Stored data entries:
▬▬▬

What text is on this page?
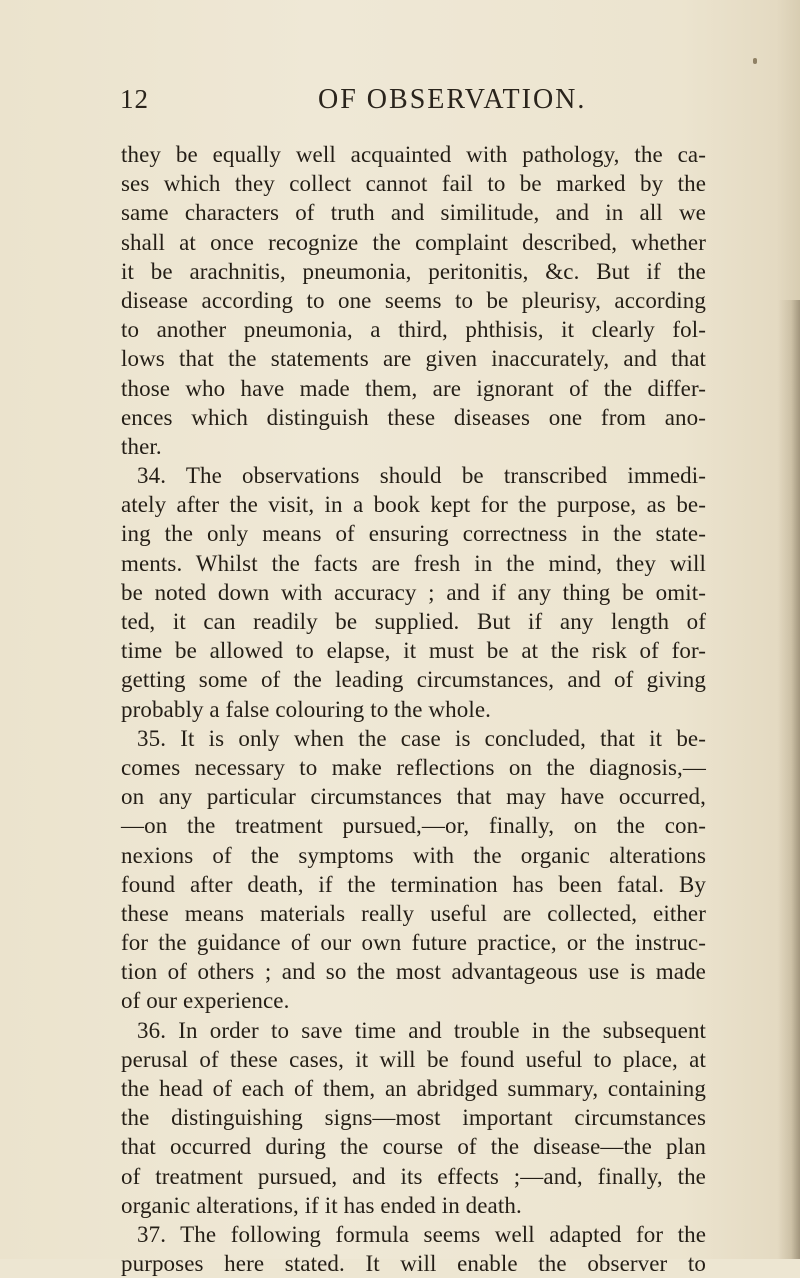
12	OF OBSERVATION.
they be equally well acquainted with pathology, the ca-
ses which they collect cannot fail to be marked by the
same characters of truth and similitude, and in all we
shall at once recognize the complaint described, whether
it be arachnitis, pneumonia, peritonitis, &c. But if the
disease according to one seems to be pleurisy, according
to another pneumonia, a third, phthisis, it clearly fol-
lows that the statements are given inaccurately, and that
those who have made them, are ignorant of the differ-
ences which distinguish these diseases one from ano-
ther.
34. The observations should be transcribed immedi-
ately after the visit, in a book kept for the purpose, as be-
ing the only means of ensuring correctness in the state-
ments. Whilst the facts are fresh in the mind, they will
be noted down with accuracy ; and if any thing be omit-
ted, it can readily be supplied. But if any length of
time be allowed to elapse, it must be at the risk of for-
getting some of the leading circumstances, and of giving
probably a false colouring to the whole.
35. It is only when the case is concluded, that it be-
comes necessary to make reflections on the diagnosis,—
on any particular circumstances that may have occurred,
—on the treatment pursued,—or, finally, on the con-
nexions of the symptoms with the organic alterations
found after death, if the termination has been fatal. By
these means materials really useful are collected, either
for the guidance of our own future practice, or the instruc-
tion of others ; and so the most advantageous use is made
of our experience.
36. In order to save time and trouble in the subsequent
perusal of these cases, it will be found useful to place, at
the head of each of them, an abridged summary, containing
the distinguishing signs—most important circumstances
that occurred during the course of the disease—the plan
of treatment pursued, and its effects ;—and, finally, the
organic alterations, if it has ended in death.
37. The following formula seems well adapted for the
purposes here stated. It will enable the observer to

▬▬▬

THE REQUEST:
Pictures stay out of the copy; please restate every record above exactly.

TASK RESULT:
What text is on this page?
12	OF OBSERVATION.
they be equally well acquainted with pathology, the ca-
ses which they collect cannot fail to be marked by the
same characters of truth and similitude, and in all we
shall at once recognize the complaint described, whether
it be arachnitis, pneumonia, peritonitis, &c. But if the
disease according to one seems to be pleurisy, according
to another pneumonia, a third, phthisis, it clearly fol-
lows that the statements are given inaccurately, and that
those who have made them, are ignorant of the differ-
ences which distinguish these diseases one from ano-
ther.
34. The observations should be transcribed immedi-
ately after the visit, in a book kept for the purpose, as be-
ing the only means of ensuring correctness in the state-
ments. Whilst the facts are fresh in the mind, they will
be noted down with accuracy ; and if any thing be omit-
ted, it can readily be supplied. But if any length of
time be allowed to elapse, it must be at the risk of for-
getting some of the leading circumstances, and of giving
probably a false colouring to the whole.
35. It is only when the case is concluded, that it be-
comes necessary to make reflections on the diagnosis,—
on any particular circumstances that may have occurred,
—on the treatment pursued,—or, finally, on the con-
nexions of the symptoms with the organic alterations
found after death, if the termination has been fatal. By
these means materials really useful are collected, either
for the guidance of our own future practice, or the instruc-
tion of others ; and so the most advantageous use is made
of our experience.
36. In order to save time and trouble in the subsequent
perusal of these cases, it will be found useful to place, at
the head of each of them, an abridged summary, containing
the distinguishing signs—most important circumstances
that occurred during the course of the disease—the plan
of treatment pursued, and its effects ;—and, finally, the
organic alterations, if it has ended in death.
37. The following formula seems well adapted for the
purposes here stated. It will enable the observer to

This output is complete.